[Collected data]
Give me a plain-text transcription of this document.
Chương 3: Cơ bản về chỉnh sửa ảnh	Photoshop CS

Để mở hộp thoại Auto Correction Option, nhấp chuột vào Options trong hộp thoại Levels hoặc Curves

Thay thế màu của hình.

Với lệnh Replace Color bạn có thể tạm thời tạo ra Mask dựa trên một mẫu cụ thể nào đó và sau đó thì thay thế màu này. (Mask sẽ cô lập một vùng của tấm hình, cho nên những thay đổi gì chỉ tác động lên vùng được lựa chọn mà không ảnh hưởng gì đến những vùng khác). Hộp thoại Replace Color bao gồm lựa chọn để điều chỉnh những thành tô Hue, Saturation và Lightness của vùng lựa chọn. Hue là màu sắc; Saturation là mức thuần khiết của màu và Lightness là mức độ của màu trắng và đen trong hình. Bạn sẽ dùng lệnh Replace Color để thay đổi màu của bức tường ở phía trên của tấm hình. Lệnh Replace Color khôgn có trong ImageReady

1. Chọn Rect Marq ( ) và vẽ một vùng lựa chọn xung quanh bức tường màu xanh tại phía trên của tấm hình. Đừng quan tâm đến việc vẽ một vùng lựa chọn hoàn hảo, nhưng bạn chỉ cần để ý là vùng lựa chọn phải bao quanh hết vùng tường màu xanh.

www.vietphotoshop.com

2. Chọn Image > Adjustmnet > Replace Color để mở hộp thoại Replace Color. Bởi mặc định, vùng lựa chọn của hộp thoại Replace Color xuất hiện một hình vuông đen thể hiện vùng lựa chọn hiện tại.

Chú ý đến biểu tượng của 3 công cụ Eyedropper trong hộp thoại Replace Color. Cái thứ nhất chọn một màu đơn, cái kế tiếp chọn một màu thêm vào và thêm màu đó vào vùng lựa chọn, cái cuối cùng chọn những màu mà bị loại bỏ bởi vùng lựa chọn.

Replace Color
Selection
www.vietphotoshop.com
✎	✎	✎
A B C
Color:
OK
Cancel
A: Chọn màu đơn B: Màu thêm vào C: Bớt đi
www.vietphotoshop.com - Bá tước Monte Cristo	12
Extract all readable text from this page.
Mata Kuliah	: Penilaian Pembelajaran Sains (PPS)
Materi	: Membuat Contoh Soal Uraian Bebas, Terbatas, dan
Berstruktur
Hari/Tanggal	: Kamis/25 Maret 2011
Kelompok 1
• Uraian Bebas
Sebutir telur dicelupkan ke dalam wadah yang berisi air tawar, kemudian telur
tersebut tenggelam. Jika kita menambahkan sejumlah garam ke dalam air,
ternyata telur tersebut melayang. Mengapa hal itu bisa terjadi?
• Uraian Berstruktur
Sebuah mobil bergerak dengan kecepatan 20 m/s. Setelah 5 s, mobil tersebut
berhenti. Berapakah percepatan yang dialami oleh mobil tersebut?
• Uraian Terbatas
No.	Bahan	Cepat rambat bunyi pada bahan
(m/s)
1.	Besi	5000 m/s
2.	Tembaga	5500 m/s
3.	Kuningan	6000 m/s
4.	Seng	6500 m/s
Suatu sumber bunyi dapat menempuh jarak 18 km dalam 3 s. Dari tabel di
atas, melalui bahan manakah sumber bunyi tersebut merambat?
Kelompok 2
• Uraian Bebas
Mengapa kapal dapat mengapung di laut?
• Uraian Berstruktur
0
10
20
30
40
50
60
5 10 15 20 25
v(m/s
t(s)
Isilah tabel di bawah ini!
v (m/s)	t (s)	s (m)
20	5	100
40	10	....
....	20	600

§ **Exercise requirements**
Which lines in the listing above hold the word "bahan"? Show each of them.

§ **Correct result**
No.	Bahan	Cepat rambat bunyi pada bahan
atas, melalui bahan manakah sumber bunyi tersebut merambat?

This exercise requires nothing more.